§ AIM OF THE EXERCISE: Please filter the listing below and copy out the lines that hold "Procedure".
(DATA EXCERPTS begins)
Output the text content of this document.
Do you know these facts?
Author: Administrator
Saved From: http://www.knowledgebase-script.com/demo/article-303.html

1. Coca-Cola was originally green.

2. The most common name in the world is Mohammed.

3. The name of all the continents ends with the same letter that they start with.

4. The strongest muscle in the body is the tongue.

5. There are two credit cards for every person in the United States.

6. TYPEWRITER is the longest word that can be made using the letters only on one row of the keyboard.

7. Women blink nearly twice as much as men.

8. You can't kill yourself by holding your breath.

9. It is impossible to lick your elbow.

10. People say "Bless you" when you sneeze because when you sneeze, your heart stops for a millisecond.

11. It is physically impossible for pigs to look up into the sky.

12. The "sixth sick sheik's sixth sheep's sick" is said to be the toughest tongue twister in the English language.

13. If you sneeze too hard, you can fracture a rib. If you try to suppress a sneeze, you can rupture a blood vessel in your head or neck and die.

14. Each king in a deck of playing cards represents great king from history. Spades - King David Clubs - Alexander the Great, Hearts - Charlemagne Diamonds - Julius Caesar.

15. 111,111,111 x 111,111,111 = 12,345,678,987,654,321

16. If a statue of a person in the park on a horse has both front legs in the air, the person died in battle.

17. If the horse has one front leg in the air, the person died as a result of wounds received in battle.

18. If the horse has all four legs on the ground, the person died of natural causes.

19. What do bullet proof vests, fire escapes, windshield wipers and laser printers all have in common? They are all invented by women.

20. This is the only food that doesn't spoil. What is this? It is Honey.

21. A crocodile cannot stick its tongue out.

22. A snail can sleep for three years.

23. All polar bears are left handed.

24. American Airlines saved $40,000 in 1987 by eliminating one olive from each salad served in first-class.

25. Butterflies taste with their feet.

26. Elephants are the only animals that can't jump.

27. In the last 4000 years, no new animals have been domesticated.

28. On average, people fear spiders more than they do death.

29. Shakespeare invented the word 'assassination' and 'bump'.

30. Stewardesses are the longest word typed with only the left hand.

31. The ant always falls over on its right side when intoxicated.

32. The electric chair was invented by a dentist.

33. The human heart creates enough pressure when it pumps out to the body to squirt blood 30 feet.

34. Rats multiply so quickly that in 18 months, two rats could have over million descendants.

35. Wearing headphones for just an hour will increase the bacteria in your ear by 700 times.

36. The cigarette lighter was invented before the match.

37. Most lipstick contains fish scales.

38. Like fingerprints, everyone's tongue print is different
(DATA EXCERPTS ends)
(DATA EXCERPTS begins)
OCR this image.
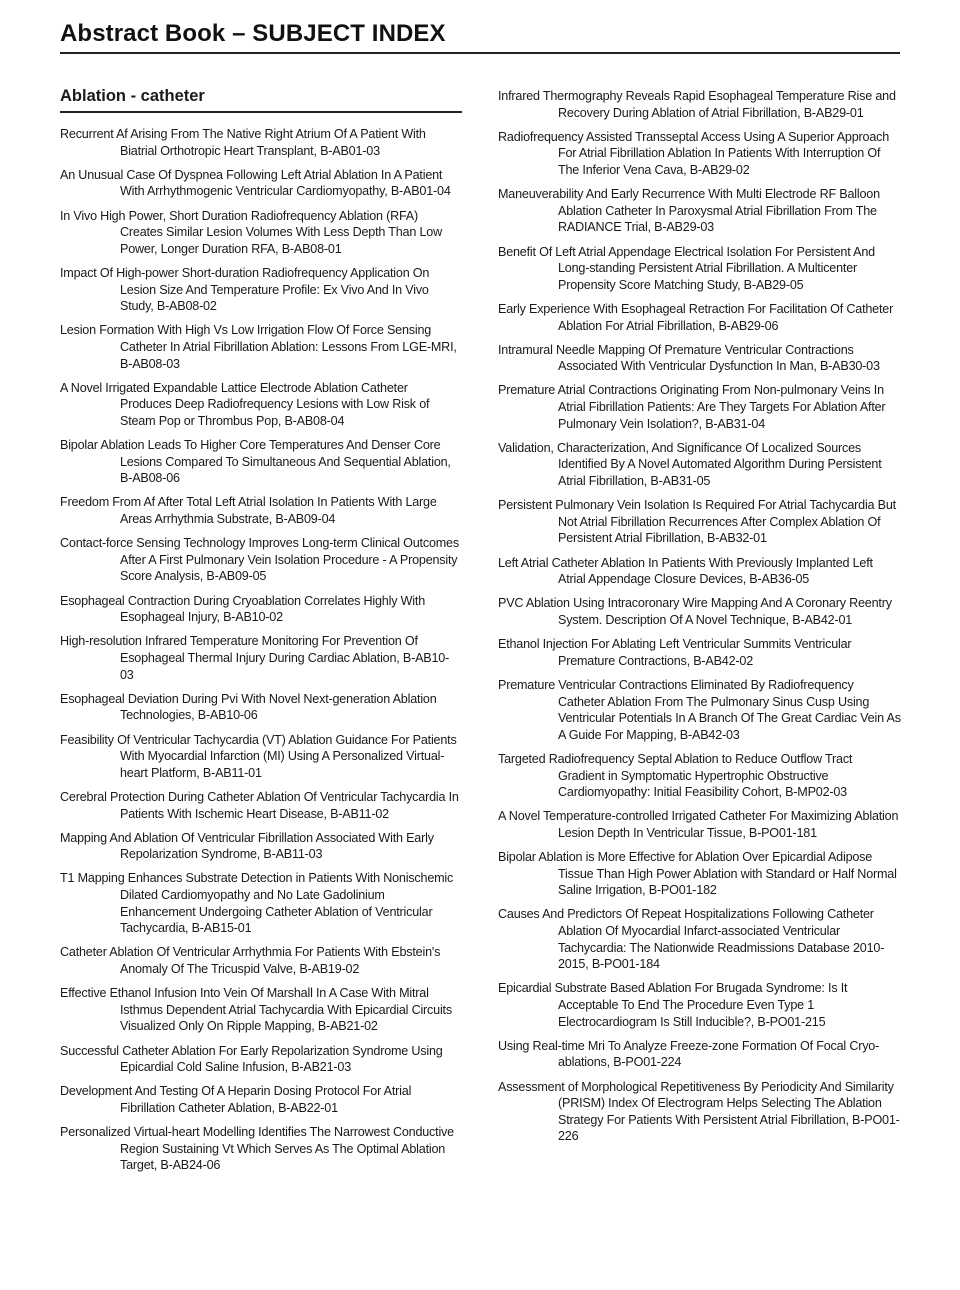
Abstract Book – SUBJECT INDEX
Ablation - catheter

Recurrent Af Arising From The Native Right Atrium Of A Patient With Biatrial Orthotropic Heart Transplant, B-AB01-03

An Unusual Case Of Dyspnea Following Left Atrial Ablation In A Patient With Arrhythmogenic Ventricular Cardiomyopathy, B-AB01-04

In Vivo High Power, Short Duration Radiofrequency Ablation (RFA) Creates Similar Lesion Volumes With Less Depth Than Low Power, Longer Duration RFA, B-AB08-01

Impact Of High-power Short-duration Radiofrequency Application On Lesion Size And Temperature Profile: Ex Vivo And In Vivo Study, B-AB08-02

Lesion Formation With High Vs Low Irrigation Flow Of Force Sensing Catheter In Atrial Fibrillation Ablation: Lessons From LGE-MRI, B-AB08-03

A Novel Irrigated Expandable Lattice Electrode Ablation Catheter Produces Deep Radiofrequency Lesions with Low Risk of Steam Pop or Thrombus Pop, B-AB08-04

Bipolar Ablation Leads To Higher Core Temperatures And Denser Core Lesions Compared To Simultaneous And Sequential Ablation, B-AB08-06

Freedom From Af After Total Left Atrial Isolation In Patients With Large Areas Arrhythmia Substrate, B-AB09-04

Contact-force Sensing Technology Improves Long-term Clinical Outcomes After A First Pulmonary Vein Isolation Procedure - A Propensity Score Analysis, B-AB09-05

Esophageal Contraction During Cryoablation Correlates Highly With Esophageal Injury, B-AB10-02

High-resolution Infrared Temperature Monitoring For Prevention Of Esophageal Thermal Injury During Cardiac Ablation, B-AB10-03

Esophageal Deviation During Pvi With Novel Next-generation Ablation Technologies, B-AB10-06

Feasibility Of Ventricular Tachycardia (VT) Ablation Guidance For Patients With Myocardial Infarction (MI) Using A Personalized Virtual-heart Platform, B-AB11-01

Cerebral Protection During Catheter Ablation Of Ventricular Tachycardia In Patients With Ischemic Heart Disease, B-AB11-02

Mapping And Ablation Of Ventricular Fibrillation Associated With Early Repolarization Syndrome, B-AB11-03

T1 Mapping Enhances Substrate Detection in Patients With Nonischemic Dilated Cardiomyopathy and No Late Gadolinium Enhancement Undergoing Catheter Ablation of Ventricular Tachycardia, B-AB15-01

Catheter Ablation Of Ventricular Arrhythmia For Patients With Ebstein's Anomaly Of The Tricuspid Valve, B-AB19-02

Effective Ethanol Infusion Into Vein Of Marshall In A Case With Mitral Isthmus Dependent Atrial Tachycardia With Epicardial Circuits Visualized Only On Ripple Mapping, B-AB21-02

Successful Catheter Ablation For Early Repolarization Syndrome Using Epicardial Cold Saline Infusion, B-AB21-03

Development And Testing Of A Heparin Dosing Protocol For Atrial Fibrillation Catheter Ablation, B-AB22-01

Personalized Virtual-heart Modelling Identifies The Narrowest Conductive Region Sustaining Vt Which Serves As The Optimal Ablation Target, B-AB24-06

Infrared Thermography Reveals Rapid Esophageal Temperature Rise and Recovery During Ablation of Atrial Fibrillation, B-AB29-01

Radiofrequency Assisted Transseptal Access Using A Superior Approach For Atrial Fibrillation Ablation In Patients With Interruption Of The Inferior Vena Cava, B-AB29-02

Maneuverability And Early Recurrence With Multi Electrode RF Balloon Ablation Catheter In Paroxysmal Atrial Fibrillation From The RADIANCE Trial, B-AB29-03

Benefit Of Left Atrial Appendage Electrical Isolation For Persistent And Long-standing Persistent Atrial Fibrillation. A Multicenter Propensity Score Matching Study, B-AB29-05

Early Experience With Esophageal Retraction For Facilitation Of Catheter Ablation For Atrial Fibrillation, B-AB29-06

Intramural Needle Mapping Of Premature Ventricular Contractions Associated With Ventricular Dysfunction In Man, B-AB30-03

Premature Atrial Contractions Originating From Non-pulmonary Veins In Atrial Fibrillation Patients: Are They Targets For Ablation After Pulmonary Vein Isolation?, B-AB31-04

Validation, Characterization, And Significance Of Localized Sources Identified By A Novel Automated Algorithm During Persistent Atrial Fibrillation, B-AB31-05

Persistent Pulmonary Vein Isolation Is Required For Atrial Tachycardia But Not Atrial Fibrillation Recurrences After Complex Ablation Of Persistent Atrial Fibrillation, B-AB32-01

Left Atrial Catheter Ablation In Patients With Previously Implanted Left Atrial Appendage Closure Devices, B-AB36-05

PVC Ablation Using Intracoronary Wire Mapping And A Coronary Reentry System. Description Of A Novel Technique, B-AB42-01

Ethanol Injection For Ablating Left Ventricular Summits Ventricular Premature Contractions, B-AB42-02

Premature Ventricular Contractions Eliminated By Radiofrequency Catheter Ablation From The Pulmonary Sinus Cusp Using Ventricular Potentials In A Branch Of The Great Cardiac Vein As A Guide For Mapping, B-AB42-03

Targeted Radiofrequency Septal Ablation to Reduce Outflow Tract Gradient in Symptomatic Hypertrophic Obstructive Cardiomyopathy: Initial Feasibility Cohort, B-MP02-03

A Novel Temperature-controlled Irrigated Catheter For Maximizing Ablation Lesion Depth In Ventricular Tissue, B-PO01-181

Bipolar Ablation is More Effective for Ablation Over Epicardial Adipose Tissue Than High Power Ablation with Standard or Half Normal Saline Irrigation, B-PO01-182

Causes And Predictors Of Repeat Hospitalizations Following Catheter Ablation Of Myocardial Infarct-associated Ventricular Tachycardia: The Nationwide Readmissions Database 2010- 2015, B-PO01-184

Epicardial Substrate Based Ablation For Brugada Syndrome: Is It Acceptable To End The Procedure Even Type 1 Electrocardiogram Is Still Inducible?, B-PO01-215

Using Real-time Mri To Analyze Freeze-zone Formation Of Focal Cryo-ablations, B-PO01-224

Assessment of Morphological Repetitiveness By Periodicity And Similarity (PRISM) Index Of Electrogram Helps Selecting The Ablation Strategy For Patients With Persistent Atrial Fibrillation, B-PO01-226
(DATA EXCERPTS ends)
§ EXERCISE ANSWER:
Contact-force Sensing Technology Improves Long-term Clinical Outcomes After A First Pulmonary Vein Isolation Procedure - A Propensity Score Analysis, B-AB09-05
Epicardial Substrate Based Ablation For Brugada Syndrome: Is It Acceptable To End The Procedure Even Type 1 Electrocardiogram Is Still Inducible?, B-PO01-215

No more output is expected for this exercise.